* start Records *

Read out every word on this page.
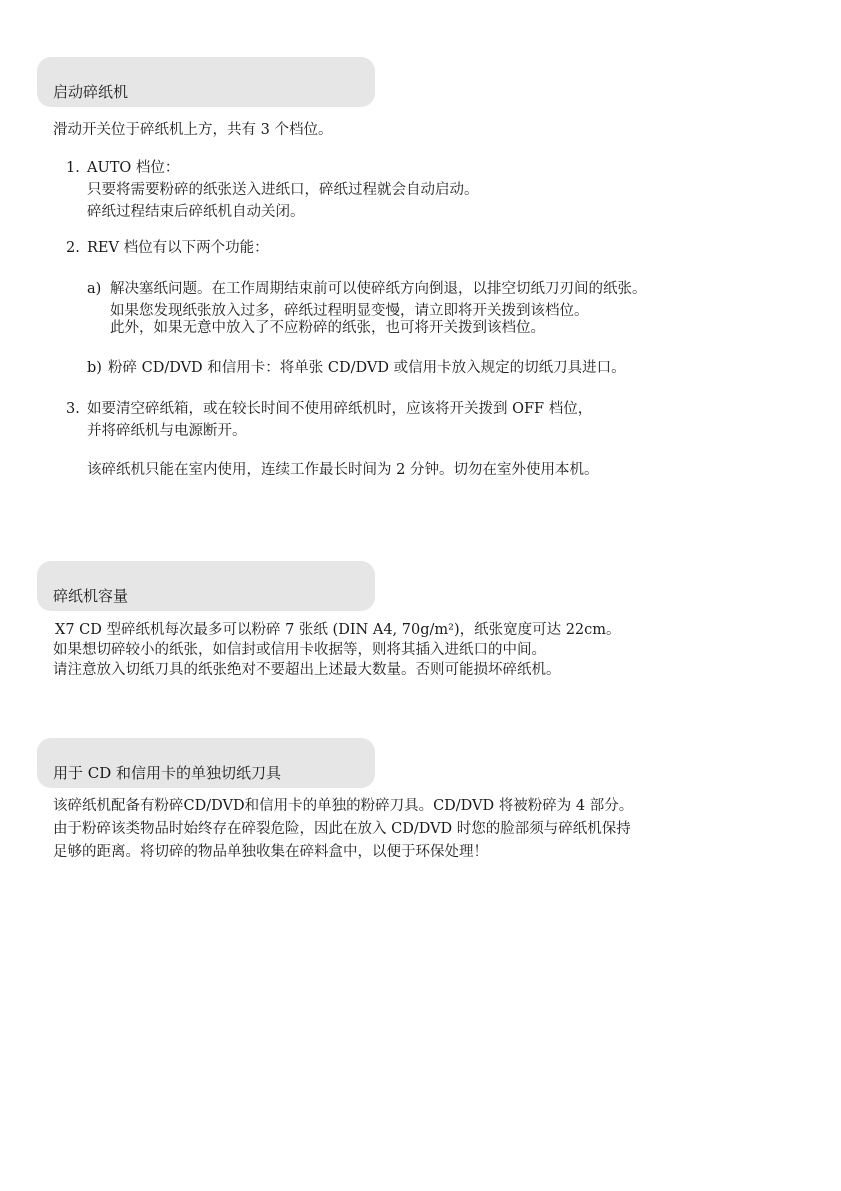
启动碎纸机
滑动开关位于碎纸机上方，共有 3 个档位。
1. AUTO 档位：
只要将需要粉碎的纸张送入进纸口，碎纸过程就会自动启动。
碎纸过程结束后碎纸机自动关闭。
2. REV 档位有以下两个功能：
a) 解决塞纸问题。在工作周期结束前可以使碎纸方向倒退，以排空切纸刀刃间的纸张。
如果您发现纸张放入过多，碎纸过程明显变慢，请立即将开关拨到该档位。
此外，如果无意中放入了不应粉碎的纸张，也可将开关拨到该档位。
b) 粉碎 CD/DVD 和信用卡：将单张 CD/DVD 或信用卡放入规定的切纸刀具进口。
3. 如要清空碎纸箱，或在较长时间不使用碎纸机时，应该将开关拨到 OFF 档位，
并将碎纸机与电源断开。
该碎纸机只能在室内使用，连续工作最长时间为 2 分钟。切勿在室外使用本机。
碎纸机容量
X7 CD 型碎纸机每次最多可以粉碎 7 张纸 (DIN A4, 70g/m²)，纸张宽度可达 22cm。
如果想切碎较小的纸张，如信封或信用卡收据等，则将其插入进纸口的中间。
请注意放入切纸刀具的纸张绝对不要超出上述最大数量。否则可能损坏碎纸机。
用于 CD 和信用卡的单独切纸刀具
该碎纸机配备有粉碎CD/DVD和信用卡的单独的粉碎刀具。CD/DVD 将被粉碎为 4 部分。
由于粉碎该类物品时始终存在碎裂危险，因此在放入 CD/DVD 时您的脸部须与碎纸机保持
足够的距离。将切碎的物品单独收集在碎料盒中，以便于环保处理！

* end Records *

● **What you have to do**
Transcribe each line above verbatim, with the pictures left out.

● **Output of the exercise**
Read out every word on this page.
启动碎纸机
滑动开关位于碎纸机上方，共有 3 个档位。
1. AUTO 档位：
只要将需要粉碎的纸张送入进纸口，碎纸过程就会自动启动。
碎纸过程结束后碎纸机自动关闭。
2. REV 档位有以下两个功能：
a) 解决塞纸问题。在工作周期结束前可以使碎纸方向倒退，以排空切纸刀刃间的纸张。
如果您发现纸张放入过多，碎纸过程明显变慢，请立即将开关拨到该档位。
此外，如果无意中放入了不应粉碎的纸张，也可将开关拨到该档位。
b) 粉碎 CD/DVD 和信用卡：将单张 CD/DVD 或信用卡放入规定的切纸刀具进口。
3. 如要清空碎纸箱，或在较长时间不使用碎纸机时，应该将开关拨到 OFF 档位，
并将碎纸机与电源断开。
该碎纸机只能在室内使用，连续工作最长时间为 2 分钟。切勿在室外使用本机。
碎纸机容量
X7 CD 型碎纸机每次最多可以粉碎 7 张纸 (DIN A4, 70g/m²)，纸张宽度可达 22cm。
如果想切碎较小的纸张，如信封或信用卡收据等，则将其插入进纸口的中间。
请注意放入切纸刀具的纸张绝对不要超出上述最大数量。否则可能损坏碎纸机。
用于 CD 和信用卡的单独切纸刀具
该碎纸机配备有粉碎CD/DVD和信用卡的单独的粉碎刀具。CD/DVD 将被粉碎为 4 部分。
由于粉碎该类物品时始终存在碎裂危险，因此在放入 CD/DVD 时您的脸部须与碎纸机保持
足够的距离。将切碎的物品单独收集在碎料盒中，以便于环保处理！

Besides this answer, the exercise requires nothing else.